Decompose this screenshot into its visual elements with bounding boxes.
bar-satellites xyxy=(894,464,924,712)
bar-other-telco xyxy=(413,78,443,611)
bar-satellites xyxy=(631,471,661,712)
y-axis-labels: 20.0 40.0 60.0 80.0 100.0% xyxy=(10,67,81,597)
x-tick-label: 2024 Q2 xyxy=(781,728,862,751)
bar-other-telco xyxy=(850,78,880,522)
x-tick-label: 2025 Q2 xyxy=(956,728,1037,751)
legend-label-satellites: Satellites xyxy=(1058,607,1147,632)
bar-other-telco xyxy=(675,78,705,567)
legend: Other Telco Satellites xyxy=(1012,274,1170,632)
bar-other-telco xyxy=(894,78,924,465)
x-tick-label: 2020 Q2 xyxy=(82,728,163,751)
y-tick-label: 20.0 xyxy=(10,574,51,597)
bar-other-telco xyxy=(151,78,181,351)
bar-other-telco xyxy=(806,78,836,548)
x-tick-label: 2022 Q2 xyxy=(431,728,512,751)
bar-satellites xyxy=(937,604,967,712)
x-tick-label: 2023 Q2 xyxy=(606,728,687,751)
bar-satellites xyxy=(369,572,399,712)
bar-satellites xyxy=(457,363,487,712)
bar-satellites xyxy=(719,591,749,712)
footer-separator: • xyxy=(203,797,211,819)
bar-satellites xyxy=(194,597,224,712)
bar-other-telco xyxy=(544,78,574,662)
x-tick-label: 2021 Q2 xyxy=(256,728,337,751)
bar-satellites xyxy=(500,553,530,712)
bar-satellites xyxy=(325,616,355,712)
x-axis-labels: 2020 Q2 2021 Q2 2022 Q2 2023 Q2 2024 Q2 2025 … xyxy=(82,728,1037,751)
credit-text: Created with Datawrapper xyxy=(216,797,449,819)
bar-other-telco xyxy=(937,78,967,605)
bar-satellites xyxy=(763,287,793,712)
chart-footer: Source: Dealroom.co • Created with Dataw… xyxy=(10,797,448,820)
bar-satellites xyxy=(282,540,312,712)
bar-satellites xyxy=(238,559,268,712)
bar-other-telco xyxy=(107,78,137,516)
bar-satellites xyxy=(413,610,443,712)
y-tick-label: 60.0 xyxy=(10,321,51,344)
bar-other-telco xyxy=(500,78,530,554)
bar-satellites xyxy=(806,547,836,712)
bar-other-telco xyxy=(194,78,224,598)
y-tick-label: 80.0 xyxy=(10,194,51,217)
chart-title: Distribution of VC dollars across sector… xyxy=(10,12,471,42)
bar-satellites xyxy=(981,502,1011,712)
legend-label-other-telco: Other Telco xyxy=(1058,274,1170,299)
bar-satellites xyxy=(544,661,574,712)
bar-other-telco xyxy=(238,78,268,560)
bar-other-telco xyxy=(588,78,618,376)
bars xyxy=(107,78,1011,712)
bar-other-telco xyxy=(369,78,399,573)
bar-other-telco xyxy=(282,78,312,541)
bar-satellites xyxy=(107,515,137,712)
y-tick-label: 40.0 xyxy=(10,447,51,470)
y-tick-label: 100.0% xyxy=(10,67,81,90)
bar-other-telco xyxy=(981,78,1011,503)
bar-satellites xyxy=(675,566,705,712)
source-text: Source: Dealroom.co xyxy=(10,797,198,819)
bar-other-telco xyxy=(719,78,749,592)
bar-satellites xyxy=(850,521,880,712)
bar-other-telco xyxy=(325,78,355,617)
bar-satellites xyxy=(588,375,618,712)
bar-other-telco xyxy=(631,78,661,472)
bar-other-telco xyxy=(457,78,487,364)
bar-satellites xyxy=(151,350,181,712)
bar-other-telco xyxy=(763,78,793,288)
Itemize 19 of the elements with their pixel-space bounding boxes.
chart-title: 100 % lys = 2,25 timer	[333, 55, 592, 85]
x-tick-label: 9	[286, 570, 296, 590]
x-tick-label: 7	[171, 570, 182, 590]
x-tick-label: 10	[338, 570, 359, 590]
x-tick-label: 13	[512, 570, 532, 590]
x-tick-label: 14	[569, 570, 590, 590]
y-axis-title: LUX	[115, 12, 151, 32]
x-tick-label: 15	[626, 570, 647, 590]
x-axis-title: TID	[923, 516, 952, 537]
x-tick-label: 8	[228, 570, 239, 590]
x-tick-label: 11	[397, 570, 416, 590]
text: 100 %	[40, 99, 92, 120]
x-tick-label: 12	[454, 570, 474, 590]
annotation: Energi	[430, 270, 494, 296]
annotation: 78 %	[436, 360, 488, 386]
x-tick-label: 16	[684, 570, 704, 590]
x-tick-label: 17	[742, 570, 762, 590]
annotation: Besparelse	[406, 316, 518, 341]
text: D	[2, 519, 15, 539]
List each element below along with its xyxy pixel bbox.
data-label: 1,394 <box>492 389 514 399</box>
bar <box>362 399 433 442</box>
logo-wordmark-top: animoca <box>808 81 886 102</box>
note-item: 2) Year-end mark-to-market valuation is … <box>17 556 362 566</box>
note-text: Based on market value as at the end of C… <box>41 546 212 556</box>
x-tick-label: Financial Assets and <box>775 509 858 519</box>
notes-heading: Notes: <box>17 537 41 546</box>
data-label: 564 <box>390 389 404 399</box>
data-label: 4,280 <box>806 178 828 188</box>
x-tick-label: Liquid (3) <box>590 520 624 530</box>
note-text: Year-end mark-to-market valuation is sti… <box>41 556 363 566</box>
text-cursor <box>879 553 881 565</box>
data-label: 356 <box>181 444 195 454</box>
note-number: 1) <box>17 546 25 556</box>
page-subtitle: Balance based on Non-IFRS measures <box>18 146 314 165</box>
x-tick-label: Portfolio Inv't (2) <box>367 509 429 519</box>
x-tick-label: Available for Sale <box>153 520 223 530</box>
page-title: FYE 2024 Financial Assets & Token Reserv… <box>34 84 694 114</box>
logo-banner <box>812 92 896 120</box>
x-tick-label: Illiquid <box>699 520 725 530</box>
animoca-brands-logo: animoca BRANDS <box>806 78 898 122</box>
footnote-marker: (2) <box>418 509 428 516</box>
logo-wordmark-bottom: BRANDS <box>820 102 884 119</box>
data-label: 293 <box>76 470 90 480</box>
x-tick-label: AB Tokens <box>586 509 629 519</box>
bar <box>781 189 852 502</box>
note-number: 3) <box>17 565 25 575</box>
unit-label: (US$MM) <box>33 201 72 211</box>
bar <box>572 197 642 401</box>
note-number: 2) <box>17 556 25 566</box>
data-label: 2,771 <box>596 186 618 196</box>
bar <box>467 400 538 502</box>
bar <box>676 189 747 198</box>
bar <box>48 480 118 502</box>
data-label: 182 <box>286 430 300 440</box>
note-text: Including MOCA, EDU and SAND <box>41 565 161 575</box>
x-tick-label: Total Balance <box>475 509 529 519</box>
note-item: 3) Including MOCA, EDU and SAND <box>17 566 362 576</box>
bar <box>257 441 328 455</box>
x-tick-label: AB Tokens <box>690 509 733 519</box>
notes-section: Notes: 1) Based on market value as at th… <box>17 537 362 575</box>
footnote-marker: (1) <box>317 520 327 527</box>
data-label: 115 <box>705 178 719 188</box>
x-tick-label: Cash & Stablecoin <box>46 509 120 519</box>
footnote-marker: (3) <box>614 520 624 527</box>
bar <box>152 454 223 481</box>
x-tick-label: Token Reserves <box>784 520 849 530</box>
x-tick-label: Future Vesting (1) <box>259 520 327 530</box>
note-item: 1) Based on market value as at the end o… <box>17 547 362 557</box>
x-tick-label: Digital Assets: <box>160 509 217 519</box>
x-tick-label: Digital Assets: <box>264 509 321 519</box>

======

▶ [AIM]: Reproduce everything from the start of the listing down to the line containing "bar-other-telco xyxy=(369,78,399,573)", with that line included.

▶ [RESULT BELOW]:
Decompose this screenshot into its visual elements with bounding boxes.
bar-satellites xyxy=(894,464,924,712)
bar-other-telco xyxy=(413,78,443,611)
bar-satellites xyxy=(631,471,661,712)
y-axis-labels: 20.0 40.0 60.0 80.0 100.0% xyxy=(10,67,81,597)
x-tick-label: 2024 Q2 xyxy=(781,728,862,751)
bar-other-telco xyxy=(850,78,880,522)
x-tick-label: 2025 Q2 xyxy=(956,728,1037,751)
legend-label-satellites: Satellites xyxy=(1058,607,1147,632)
bar-other-telco xyxy=(675,78,705,567)
legend: Other Telco Satellites xyxy=(1012,274,1170,632)
bar-other-telco xyxy=(894,78,924,465)
x-tick-label: 2020 Q2 xyxy=(82,728,163,751)
y-tick-label: 20.0 xyxy=(10,574,51,597)
bar-other-telco xyxy=(151,78,181,351)
bar-other-telco xyxy=(806,78,836,548)
x-tick-label: 2022 Q2 xyxy=(431,728,512,751)
bar-satellites xyxy=(937,604,967,712)
x-tick-label: 2023 Q2 xyxy=(606,728,687,751)
bar-satellites xyxy=(369,572,399,712)
bar-satellites xyxy=(457,363,487,712)
bar-satellites xyxy=(719,591,749,712)
footer-separator: • xyxy=(203,797,211,819)
bar-satellites xyxy=(194,597,224,712)
bar-other-telco xyxy=(544,78,574,662)
x-tick-label: 2021 Q2 xyxy=(256,728,337,751)
bar-satellites xyxy=(500,553,530,712)
bar-satellites xyxy=(325,616,355,712)
x-axis-labels: 2020 Q2 2021 Q2 2022 Q2 2023 Q2 2024 Q2 2025 … xyxy=(82,728,1037,751)
credit-text: Created with Datawrapper xyxy=(216,797,449,819)
bar-other-telco xyxy=(937,78,967,605)
bar-satellites xyxy=(763,287,793,712)
chart-footer: Source: Dealroom.co • Created with Dataw… xyxy=(10,797,448,820)
bar-satellites xyxy=(282,540,312,712)
bar-satellites xyxy=(238,559,268,712)
bar-other-telco xyxy=(107,78,137,516)
bar-satellites xyxy=(413,610,443,712)
y-tick-label: 60.0 xyxy=(10,321,51,344)
bar-other-telco xyxy=(500,78,530,554)
bar-satellites xyxy=(806,547,836,712)
bar-other-telco xyxy=(194,78,224,598)
y-tick-label: 80.0 xyxy=(10,194,51,217)
chart-title: Distribution of VC dollars across sector… xyxy=(10,12,471,42)
bar-satellites xyxy=(981,502,1011,712)
legend-label-other-telco: Other Telco xyxy=(1058,274,1170,299)
bar-satellites xyxy=(544,661,574,712)
bar-other-telco xyxy=(238,78,268,560)
bar-other-telco xyxy=(588,78,618,376)
bars xyxy=(107,78,1011,712)
bar-other-telco xyxy=(369,78,399,573)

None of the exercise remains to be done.